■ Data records
>>>>
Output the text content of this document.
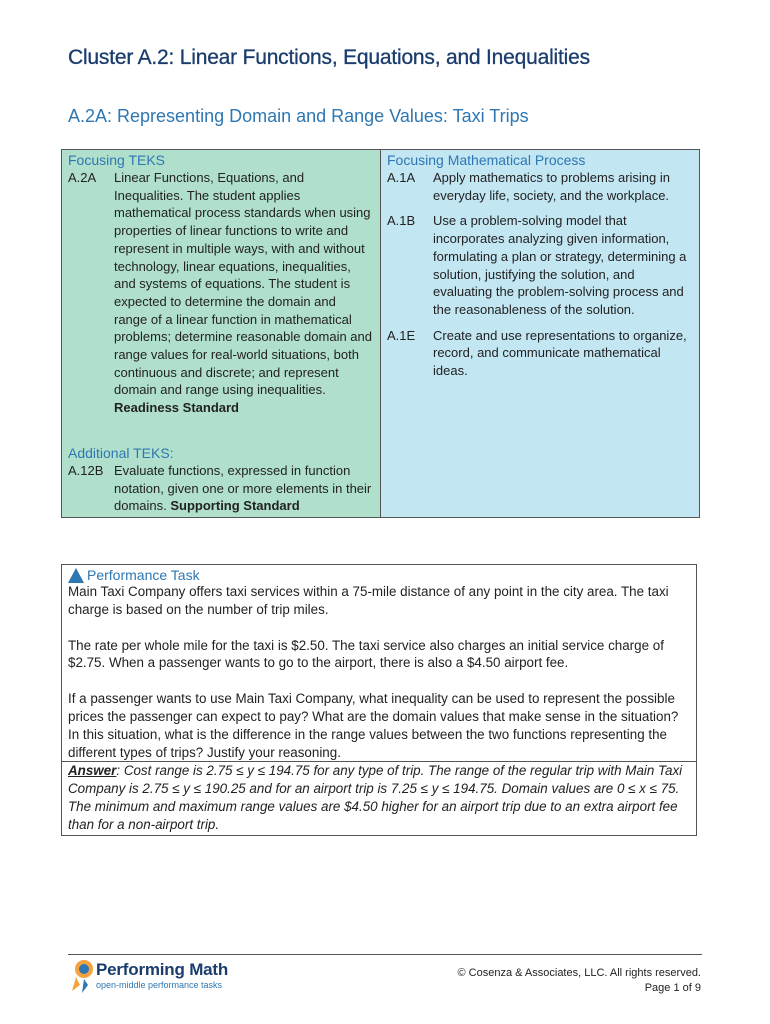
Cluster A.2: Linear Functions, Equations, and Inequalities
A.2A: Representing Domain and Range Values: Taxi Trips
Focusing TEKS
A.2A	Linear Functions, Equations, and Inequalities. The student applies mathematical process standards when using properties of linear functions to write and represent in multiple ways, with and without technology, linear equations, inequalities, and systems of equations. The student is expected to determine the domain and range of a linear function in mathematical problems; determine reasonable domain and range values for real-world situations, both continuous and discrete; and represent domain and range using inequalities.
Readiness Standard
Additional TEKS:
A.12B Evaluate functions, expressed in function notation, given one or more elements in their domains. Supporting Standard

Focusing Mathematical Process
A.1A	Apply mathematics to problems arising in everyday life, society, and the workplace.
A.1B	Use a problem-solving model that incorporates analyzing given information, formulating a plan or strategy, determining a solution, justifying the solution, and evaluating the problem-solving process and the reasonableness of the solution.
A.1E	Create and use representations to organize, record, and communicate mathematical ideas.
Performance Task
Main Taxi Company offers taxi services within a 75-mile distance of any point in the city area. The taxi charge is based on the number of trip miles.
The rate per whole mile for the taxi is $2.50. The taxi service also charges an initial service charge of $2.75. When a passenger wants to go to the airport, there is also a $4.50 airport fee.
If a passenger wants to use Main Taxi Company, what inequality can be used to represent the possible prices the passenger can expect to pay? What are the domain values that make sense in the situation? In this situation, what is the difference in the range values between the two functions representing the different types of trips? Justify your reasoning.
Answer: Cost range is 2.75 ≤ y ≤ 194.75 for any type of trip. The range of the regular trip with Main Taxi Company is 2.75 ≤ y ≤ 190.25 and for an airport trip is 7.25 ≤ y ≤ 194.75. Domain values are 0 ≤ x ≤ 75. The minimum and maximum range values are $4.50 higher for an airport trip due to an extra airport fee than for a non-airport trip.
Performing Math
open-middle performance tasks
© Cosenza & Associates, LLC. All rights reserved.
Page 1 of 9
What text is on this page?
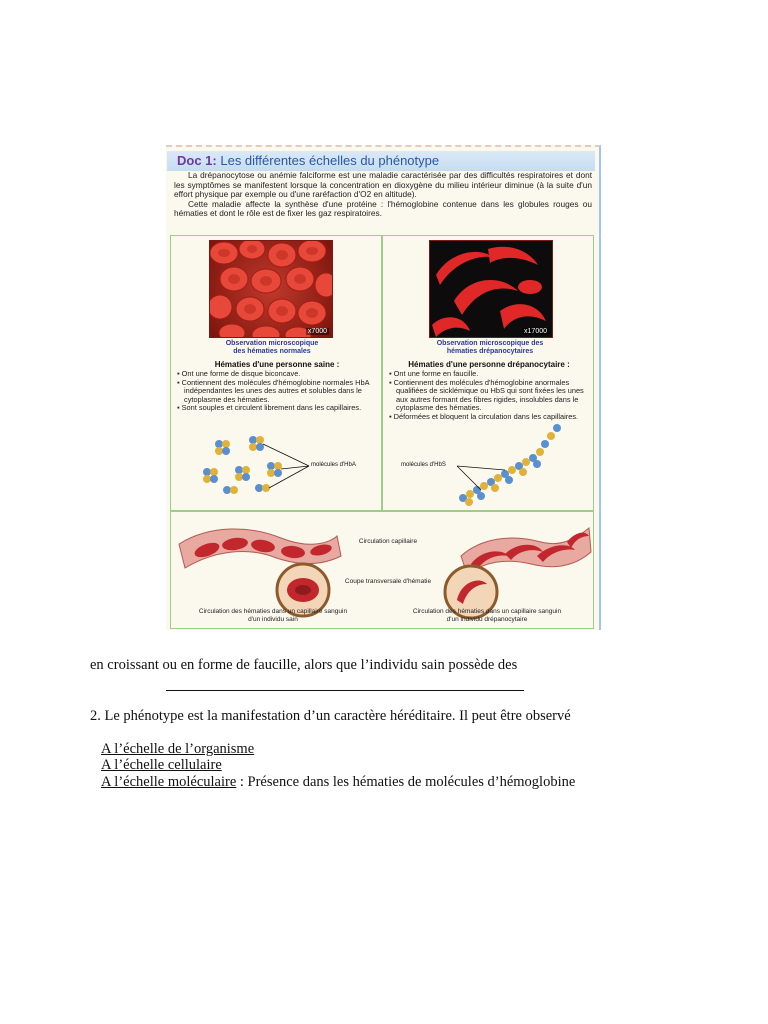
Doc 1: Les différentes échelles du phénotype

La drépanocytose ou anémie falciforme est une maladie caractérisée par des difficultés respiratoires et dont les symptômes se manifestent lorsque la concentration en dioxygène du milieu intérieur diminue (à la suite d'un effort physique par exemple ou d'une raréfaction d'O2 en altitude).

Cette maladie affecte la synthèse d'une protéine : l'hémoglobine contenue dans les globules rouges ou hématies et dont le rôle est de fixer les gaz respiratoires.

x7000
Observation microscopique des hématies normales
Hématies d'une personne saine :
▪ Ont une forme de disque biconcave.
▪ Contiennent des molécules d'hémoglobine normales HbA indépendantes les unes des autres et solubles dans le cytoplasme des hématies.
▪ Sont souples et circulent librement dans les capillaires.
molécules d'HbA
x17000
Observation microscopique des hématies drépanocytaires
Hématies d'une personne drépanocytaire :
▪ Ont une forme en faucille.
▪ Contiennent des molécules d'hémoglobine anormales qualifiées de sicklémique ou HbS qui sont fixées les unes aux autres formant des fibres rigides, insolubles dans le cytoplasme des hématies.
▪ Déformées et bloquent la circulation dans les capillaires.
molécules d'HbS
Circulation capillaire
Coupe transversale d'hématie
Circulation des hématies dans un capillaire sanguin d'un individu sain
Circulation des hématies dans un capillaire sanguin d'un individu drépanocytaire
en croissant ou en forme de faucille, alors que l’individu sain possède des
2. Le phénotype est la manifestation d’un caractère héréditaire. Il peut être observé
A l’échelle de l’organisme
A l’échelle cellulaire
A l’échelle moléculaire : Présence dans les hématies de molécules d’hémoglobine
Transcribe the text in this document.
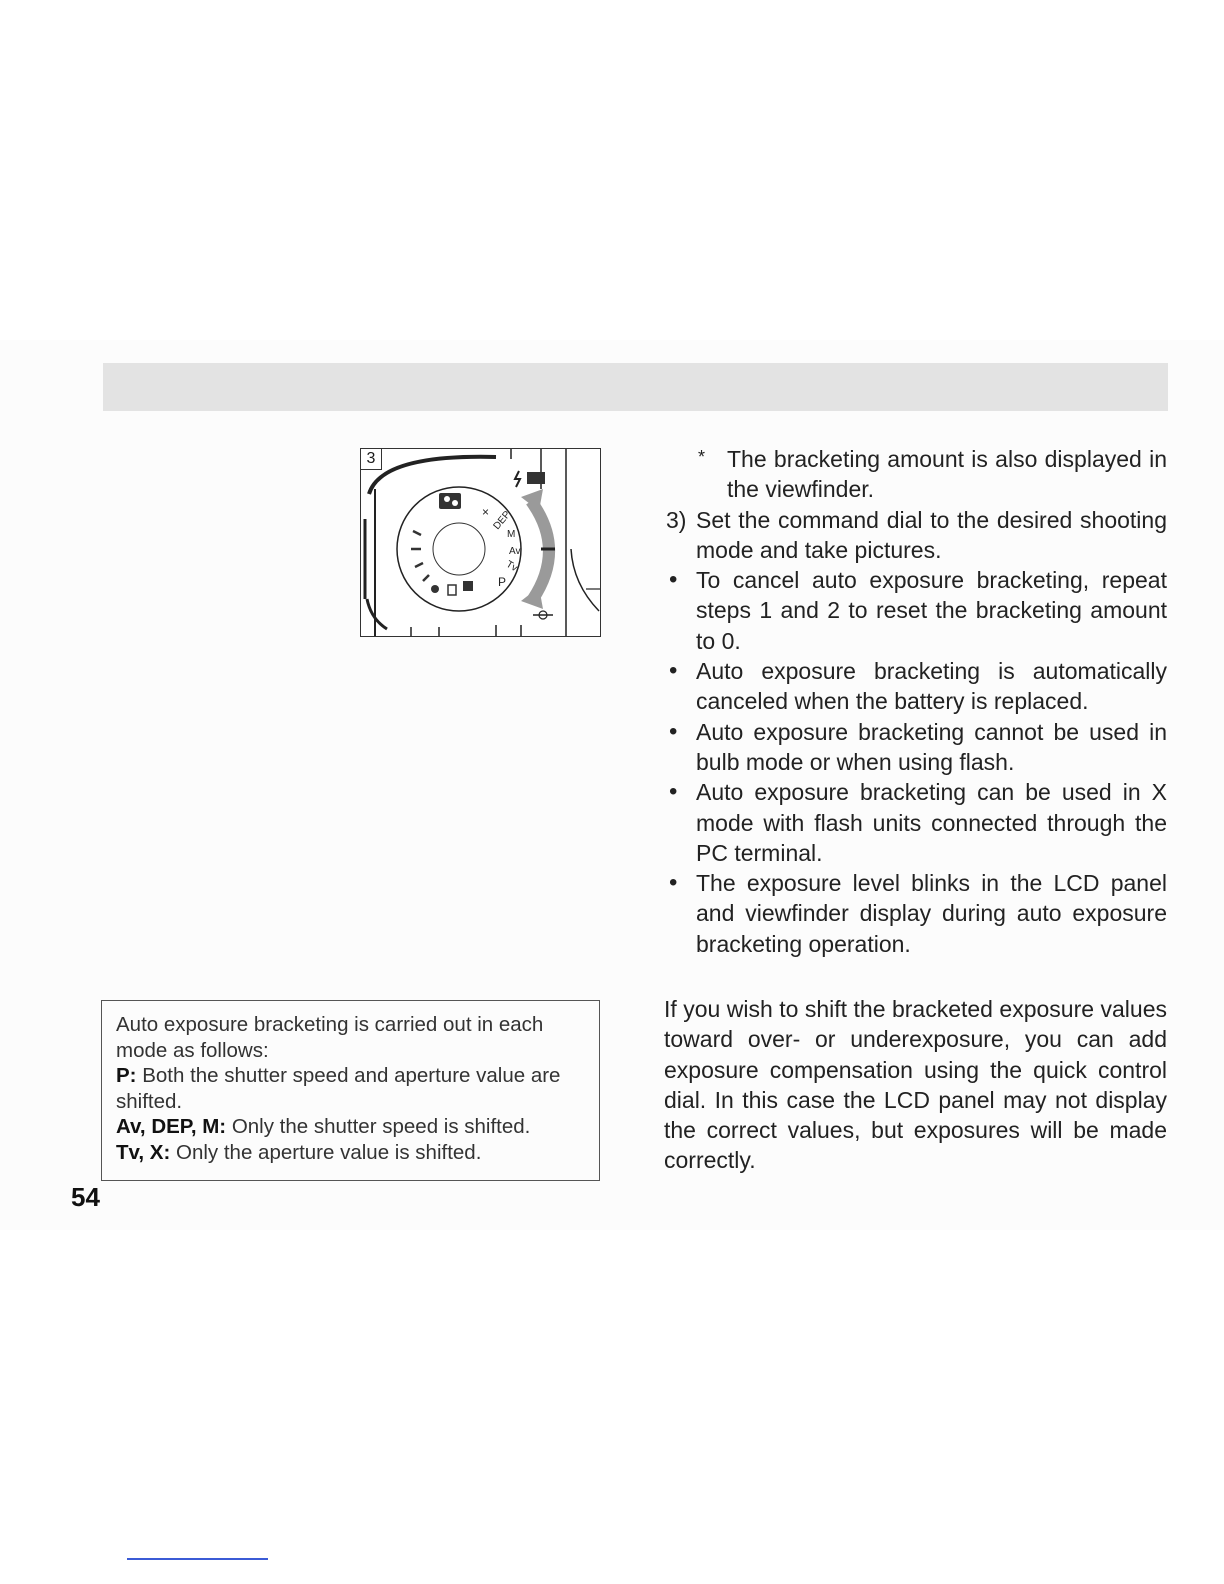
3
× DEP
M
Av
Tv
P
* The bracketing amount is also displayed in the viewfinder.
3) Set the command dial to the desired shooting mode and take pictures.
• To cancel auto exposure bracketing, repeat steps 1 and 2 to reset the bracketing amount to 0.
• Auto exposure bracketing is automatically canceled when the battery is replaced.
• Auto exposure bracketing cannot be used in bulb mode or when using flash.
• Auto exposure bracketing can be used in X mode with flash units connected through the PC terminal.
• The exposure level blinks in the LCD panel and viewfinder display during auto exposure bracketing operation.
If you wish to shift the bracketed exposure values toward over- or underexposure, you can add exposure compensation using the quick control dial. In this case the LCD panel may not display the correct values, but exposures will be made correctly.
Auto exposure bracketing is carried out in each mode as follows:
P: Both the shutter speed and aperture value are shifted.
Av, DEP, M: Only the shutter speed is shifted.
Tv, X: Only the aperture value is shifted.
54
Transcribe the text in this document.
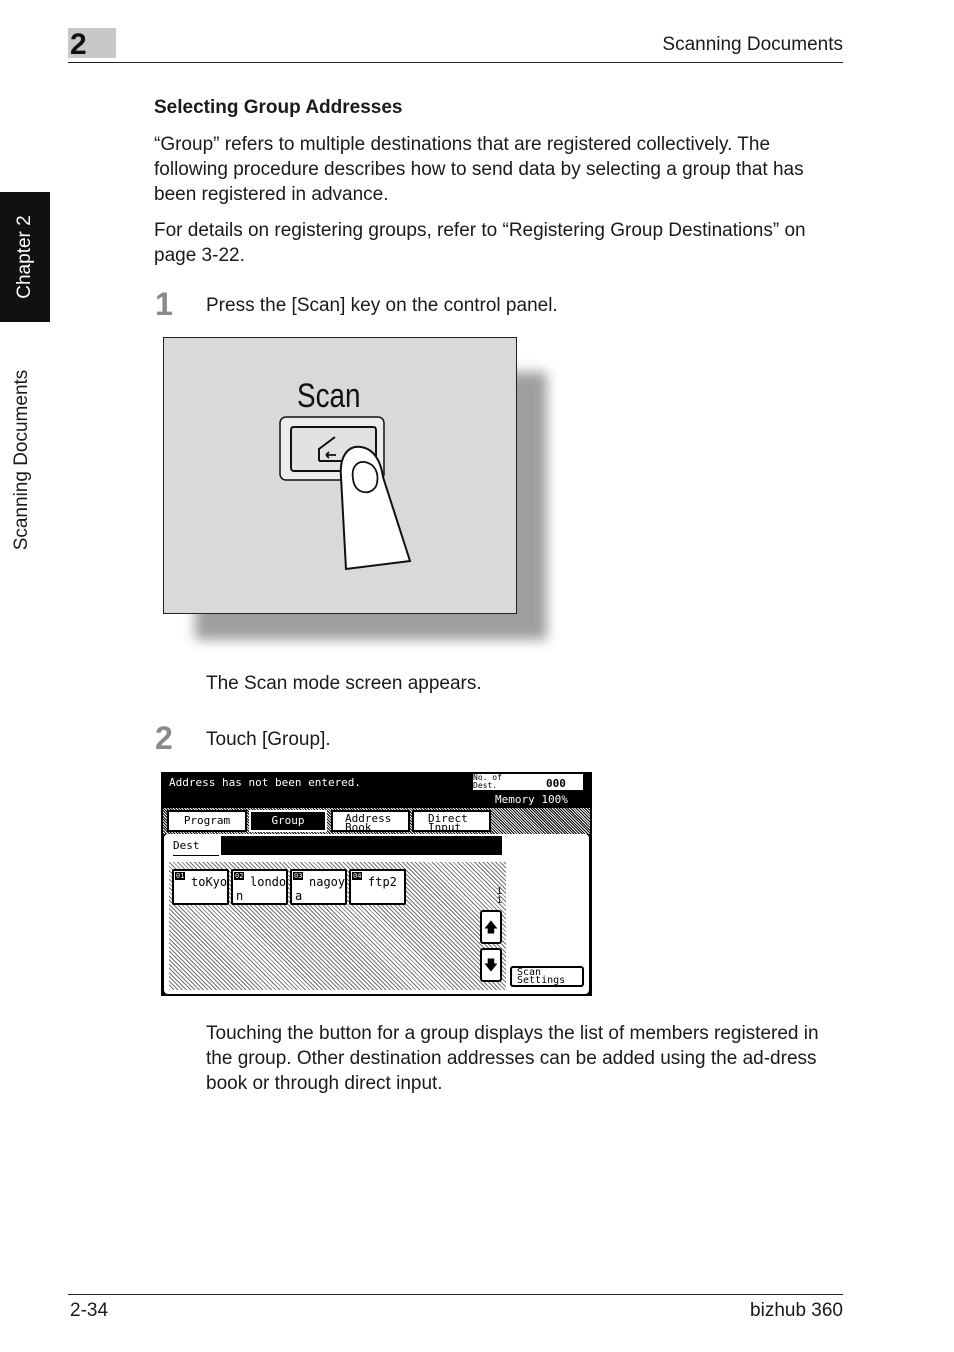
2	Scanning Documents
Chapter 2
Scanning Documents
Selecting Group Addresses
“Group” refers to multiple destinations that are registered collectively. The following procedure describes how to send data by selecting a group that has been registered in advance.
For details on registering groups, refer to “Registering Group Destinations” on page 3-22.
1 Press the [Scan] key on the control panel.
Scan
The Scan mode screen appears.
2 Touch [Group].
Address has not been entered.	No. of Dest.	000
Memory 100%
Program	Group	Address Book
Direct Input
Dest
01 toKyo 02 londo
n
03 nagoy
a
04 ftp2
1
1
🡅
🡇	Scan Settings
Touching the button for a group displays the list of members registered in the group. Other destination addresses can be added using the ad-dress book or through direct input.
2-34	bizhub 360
<<<<
■ What the task requires
Copy out all the entries exactly. Images stay out of the copy.

■ Solved problem
Output the text content of this document.
Cluster A.2: Linear Functions, Equations, and Inequalities
A.2A: Representing Domain and Range Values: Taxi Trips
Focusing TEKS
A.2A	Linear Functions, Equations, and Inequalities. The student applies mathematical process standards when using properties of linear functions to write and represent in multiple ways, with and without technology, linear equations, inequalities, and systems of equations. The student is expected to determine the domain and range of a linear function in mathematical problems; determine reasonable domain and range values for real-world situations, both continuous and discrete; and represent domain and range using inequalities.
Readiness Standard
Additional TEKS:
A.12B Evaluate functions, expressed in function notation, given one or more elements in their domains. Supporting Standard

Focusing Mathematical Process
A.1A	Apply mathematics to problems arising in everyday life, society, and the workplace.
A.1B	Use a problem-solving model that incorporates analyzing given information, formulating a plan or strategy, determining a solution, justifying the solution, and evaluating the problem-solving process and the reasonableness of the solution.
A.1E	Create and use representations to organize, record, and communicate mathematical ideas.
Performance Task
Main Taxi Company offers taxi services within a 75-mile distance of any point in the city area. The taxi charge is based on the number of trip miles.
The rate per whole mile for the taxi is $2.50. The taxi service also charges an initial service charge of $2.75. When a passenger wants to go to the airport, there is also a $4.50 airport fee.
If a passenger wants to use Main Taxi Company, what inequality can be used to represent the possible prices the passenger can expect to pay? What are the domain values that make sense in the situation? In this situation, what is the difference in the range values between the two functions representing the different types of trips? Justify your reasoning.
Answer: Cost range is 2.75 ≤ y ≤ 194.75 for any type of trip. The range of the regular trip with Main Taxi Company is 2.75 ≤ y ≤ 190.25 and for an airport trip is 7.25 ≤ y ≤ 194.75. Domain values are 0 ≤ x ≤ 75. The minimum and maximum range values are $4.50 higher for an airport trip due to an extra airport fee than for a non-airport trip.
Performing Math
open-middle performance tasks
© Cosenza & Associates, LLC. All rights reserved.
Page 1 of 9
What text is on this page?
Doc 1: Les différentes échelles du phénotype

La drépanocytose ou anémie falciforme est une maladie caractérisée par des difficultés respiratoires et dont les symptômes se manifestent lorsque la concentration en dioxygène du milieu intérieur diminue (à la suite d'un effort physique par exemple ou d'une raréfaction d'O2 en altitude).

Cette maladie affecte la synthèse d'une protéine : l'hémoglobine contenue dans les globules rouges ou hématies et dont le rôle est de fixer les gaz respiratoires.

x7000
Observation microscopique des hématies normales
Hématies d'une personne saine :
▪ Ont une forme de disque biconcave.
▪ Contiennent des molécules d'hémoglobine normales HbA indépendantes les unes des autres et solubles dans le cytoplasme des hématies.
▪ Sont souples et circulent librement dans les capillaires.
molécules d'HbA
x17000
Observation microscopique des hématies drépanocytaires
Hématies d'une personne drépanocytaire :
▪ Ont une forme en faucille.
▪ Contiennent des molécules d'hémoglobine anormales qualifiées de sicklémique ou HbS qui sont fixées les unes aux autres formant des fibres rigides, insolubles dans le cytoplasme des hématies.
▪ Déformées et bloquent la circulation dans les capillaires.
molécules d'HbS
Circulation capillaire
Coupe transversale d'hématie
Circulation des hématies dans un capillaire sanguin d'un individu sain
Circulation des hématies dans un capillaire sanguin d'un individu drépanocytaire
en croissant ou en forme de faucille, alors que l’individu sain possède des
2. Le phénotype est la manifestation d’un caractère héréditaire. Il peut être observé
A l’échelle de l’organisme
A l’échelle cellulaire
A l’échelle moléculaire : Présence dans les hématies de molécules d’hémoglobine
Transcribe the text in this document.
3
× DEP
M
Av
Tv
P
* The bracketing amount is also displayed in the viewfinder.
3) Set the command dial to the desired shooting mode and take pictures.
• To cancel auto exposure bracketing, repeat steps 1 and 2 to reset the bracketing amount to 0.
• Auto exposure bracketing is automatically canceled when the battery is replaced.
• Auto exposure bracketing cannot be used in bulb mode or when using flash.
• Auto exposure bracketing can be used in X mode with flash units connected through the PC terminal.
• The exposure level blinks in the LCD panel and viewfinder display during auto exposure bracketing operation.
If you wish to shift the bracketed exposure values toward over- or underexposure, you can add exposure compensation using the quick control dial. In this case the LCD panel may not display the correct values, but exposures will be made correctly.
Auto exposure bracketing is carried out in each mode as follows:
P: Both the shutter speed and aperture value are shifted.
Av, DEP, M: Only the shutter speed is shifted.
Tv, X: Only the aperture value is shifted.
54
Transcribe the text in this document.
2	Scanning Documents
Chapter 2
Scanning Documents
Selecting Group Addresses
“Group” refers to multiple destinations that are registered collectively. The following procedure describes how to send data by selecting a group that has been registered in advance.
For details on registering groups, refer to “Registering Group Destinations” on page 3-22.
1 Press the [Scan] key on the control panel.
Scan
The Scan mode screen appears.
2 Touch [Group].
Address has not been entered.	No. of Dest.	000
Memory 100%
Program	Group	Address Book
Direct Input
Dest
01 toKyo 02 londo
n
03 nagoy
a
04 ftp2
1
1
🡅
🡇	Scan Settings
Touching the button for a group displays the list of members registered in the group. Other destination addresses can be added using the ad-dress book or through direct input.
2-34	bizhub 360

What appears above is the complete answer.